[START OF Materials provided]

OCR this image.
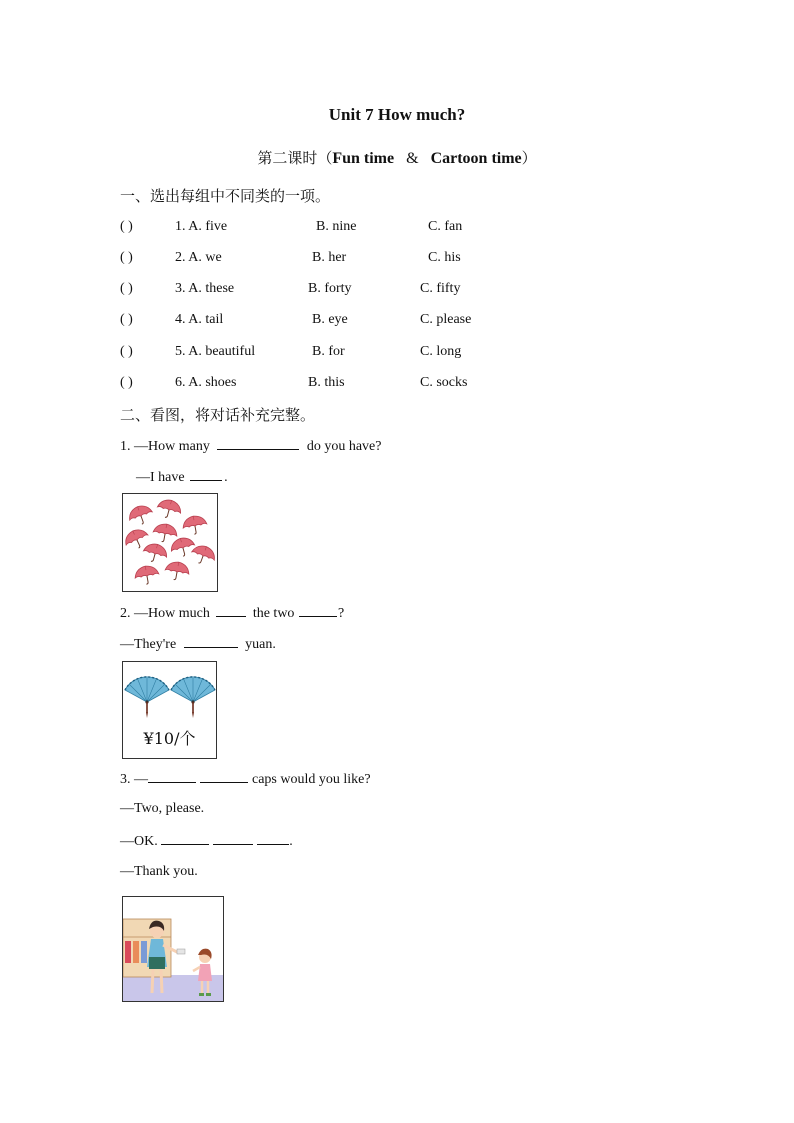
Unit 7 How much?
第二课时（Fun time & Cartoon time）
一、选出每组中不同类的一项。
( )	1. A. five	B. nine	C. fan
( )	2. A. we	B. her	C. his
( )	3. A. these	B. forty	C. fifty
( )	4. A. tail	B. eye	C. please
( )	5. A. beautiful	B. for	C. long
( )	6. A. shoes	B. this	C. socks
二、看图，将对话补充完整。
1. —How many	do you have?
—I have	.
2. —How much	the two	?
—They're	yuan.
¥10/个
3. —	caps would you like?
—Two, please.
—OK.	.
—Thank you.
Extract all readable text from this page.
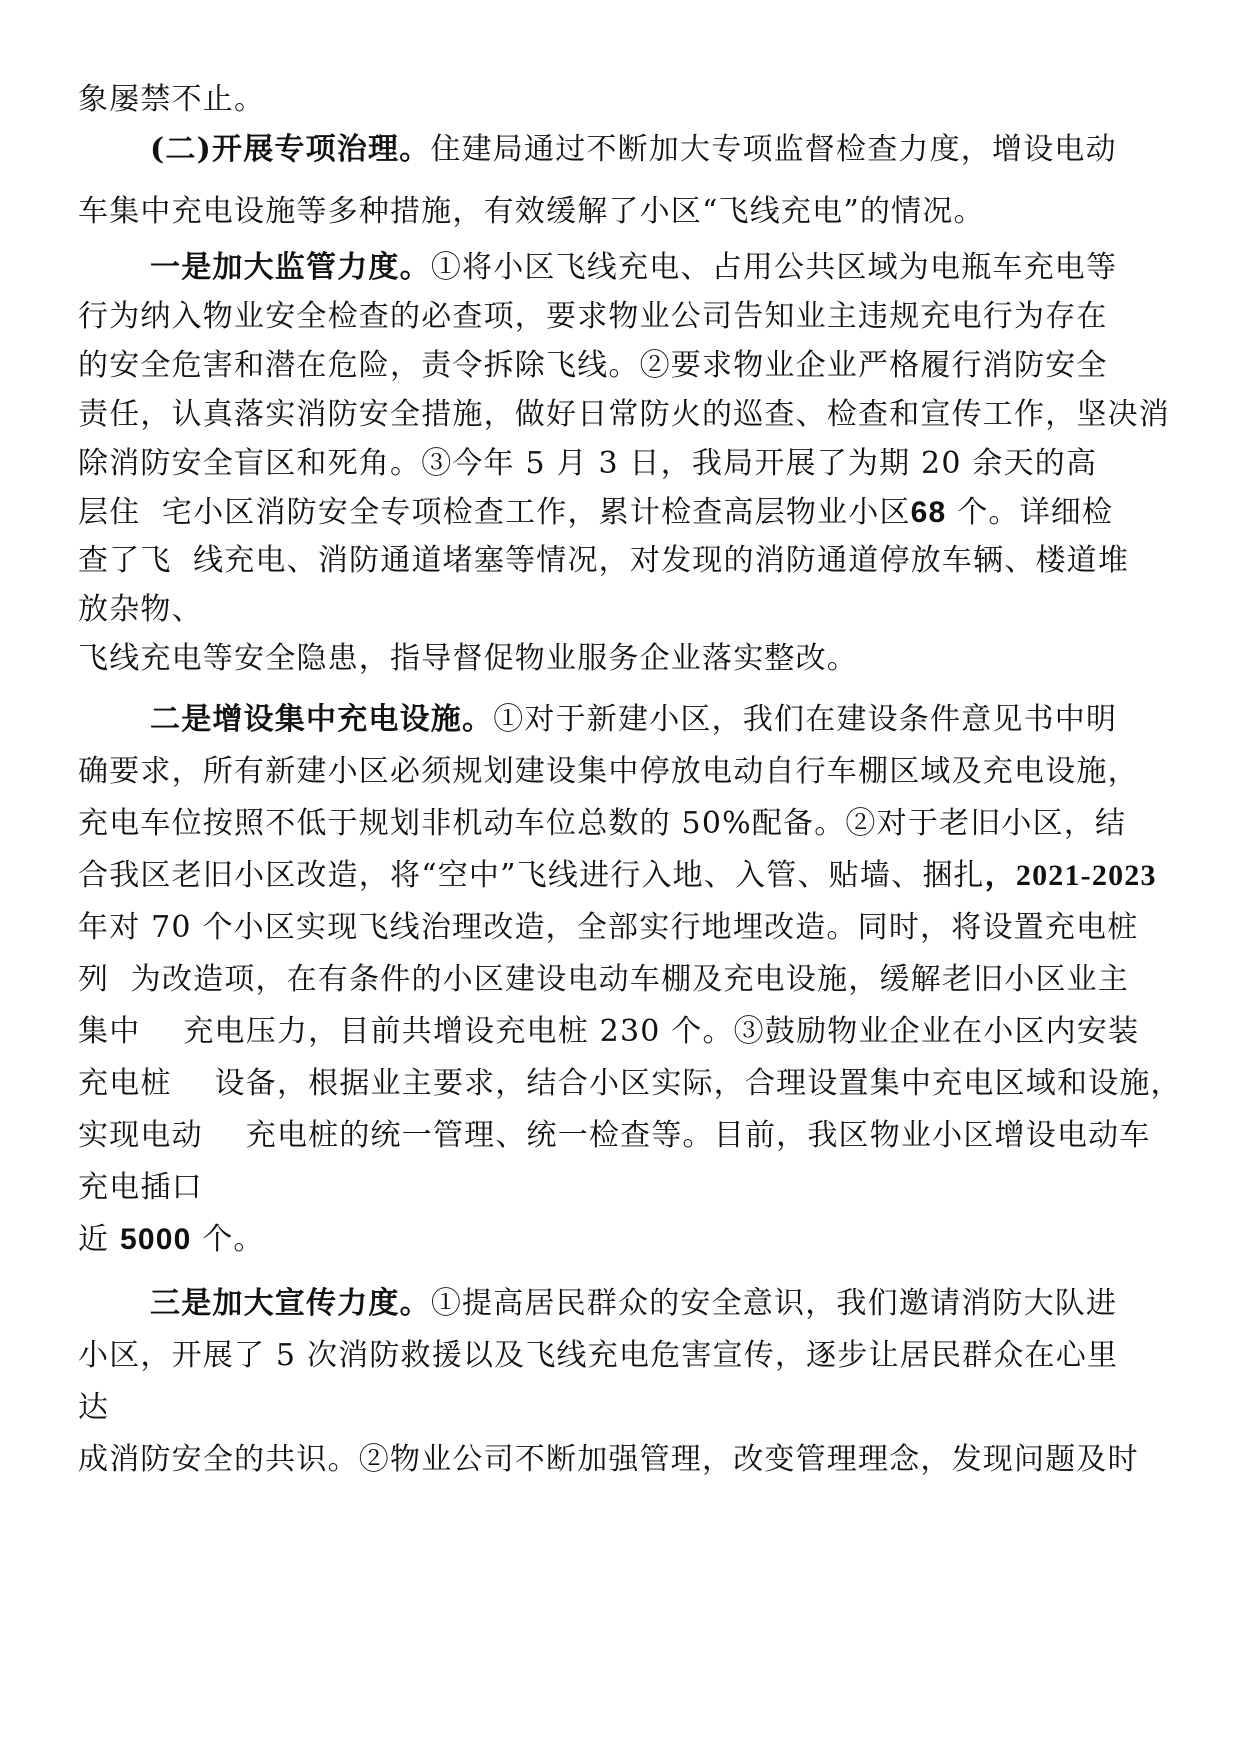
象屡禁不止。
(二)开展专项治理。住建局通过不断加大专项监督检查力度，增设电动
车集中充电设施等多种措施，有效缓解了小区“飞线充电”的情况。
一是加大监管力度。①将小区飞线充电、占用公共区域为电瓶车充电等
行为纳入物业安全检查的必查项，要求物业公司告知业主违规充电行为存在
的安全危害和潜在危险，责令拆除飞线。②要求物业企业严格履行消防安全
责任，认真落实消防安全措施，做好日常防火的巡查、检查和宣传工作，坚决消
除消防安全盲区和死角。③今年 5 月 3 日，我局开展了为期 20 余天的高
层住  宅小区消防安全专项检查工作，累计检查高层物业小区68 个。详细检
查了飞  线充电、消防通道堵塞等情况，对发现的消防通道停放车辆、楼道堆
放杂物、
飞线充电等安全隐患，指导督促物业服务企业落实整改。
二是增设集中充电设施。①对于新建小区，我们在建设条件意见书中明
确要求，所有新建小区必须规划建设集中停放电动自行车棚区域及充电设施，
充电车位按照不低于规划非机动车位总数的 50%配备。②对于老旧小区，结
合我区老旧小区改造，将“空中”飞线进行入地、入管、贴墙、捆扎，2021-2023
年对 70 个小区实现飞线治理改造，全部实行地埋改造。同时，将设置充电桩
列  为改造项，在有条件的小区建设电动车棚及充电设施，缓解老旧小区业主
集中    充电压力，目前共增设充电桩 230 个。③鼓励物业企业在小区内安装
充电桩    设备，根据业主要求，结合小区实际，合理设置集中充电区域和设施，
实现电动    充电桩的统一管理、统一检查等。目前，我区物业小区增设电动车
充电插口
近 5000 个。
三是加大宣传力度。①提高居民群众的安全意识，我们邀请消防大队进
小区，开展了 5 次消防救援以及飞线充电危害宣传，逐步让居民群众在心里
达
成消防安全的共识。②物业公司不断加强管理，改变管理理念，发现问题及时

[END OF Materials provided]

Request:
The pictures should not appear in the copy; every other part of the records above must be returned exactly.

The completed task:
OCR this image.
Unit 7 How much?
第二课时（Fun time & Cartoon time）
一、选出每组中不同类的一项。
( )	1. A. five	B. nine	C. fan
( )	2. A. we	B. her	C. his
( )	3. A. these	B. forty	C. fifty
( )	4. A. tail	B. eye	C. please
( )	5. A. beautiful	B. for	C. long
( )	6. A. shoes	B. this	C. socks
二、看图，将对话补充完整。
1. —How many	do you have?
—I have	.
2. —How much	the two	?
—They're	yuan.
¥10/个
3. —	caps would you like?
—Two, please.
—OK.	.
—Thank you.
Extract all readable text from this page.
象屡禁不止。
(二)开展专项治理。住建局通过不断加大专项监督检查力度，增设电动
车集中充电设施等多种措施，有效缓解了小区“飞线充电”的情况。
一是加大监管力度。①将小区飞线充电、占用公共区域为电瓶车充电等
行为纳入物业安全检查的必查项，要求物业公司告知业主违规充电行为存在
的安全危害和潜在危险，责令拆除飞线。②要求物业企业严格履行消防安全
责任，认真落实消防安全措施，做好日常防火的巡查、检查和宣传工作，坚决消
除消防安全盲区和死角。③今年 5 月 3 日，我局开展了为期 20 余天的高
层住  宅小区消防安全专项检查工作，累计检查高层物业小区68 个。详细检
查了飞  线充电、消防通道堵塞等情况，对发现的消防通道停放车辆、楼道堆
放杂物、
飞线充电等安全隐患，指导督促物业服务企业落实整改。
二是增设集中充电设施。①对于新建小区，我们在建设条件意见书中明
确要求，所有新建小区必须规划建设集中停放电动自行车棚区域及充电设施，
充电车位按照不低于规划非机动车位总数的 50%配备。②对于老旧小区，结
合我区老旧小区改造，将“空中”飞线进行入地、入管、贴墙、捆扎，2021-2023
年对 70 个小区实现飞线治理改造，全部实行地埋改造。同时，将设置充电桩
列  为改造项，在有条件的小区建设电动车棚及充电设施，缓解老旧小区业主
集中    充电压力，目前共增设充电桩 230 个。③鼓励物业企业在小区内安装
充电桩    设备，根据业主要求，结合小区实际，合理设置集中充电区域和设施，
实现电动    充电桩的统一管理、统一检查等。目前，我区物业小区增设电动车
充电插口
近 5000 个。
三是加大宣传力度。①提高居民群众的安全意识，我们邀请消防大队进
小区，开展了 5 次消防救援以及飞线充电危害宣传，逐步让居民群众在心里
达
成消防安全的共识。②物业公司不断加强管理，改变管理理念，发现问题及时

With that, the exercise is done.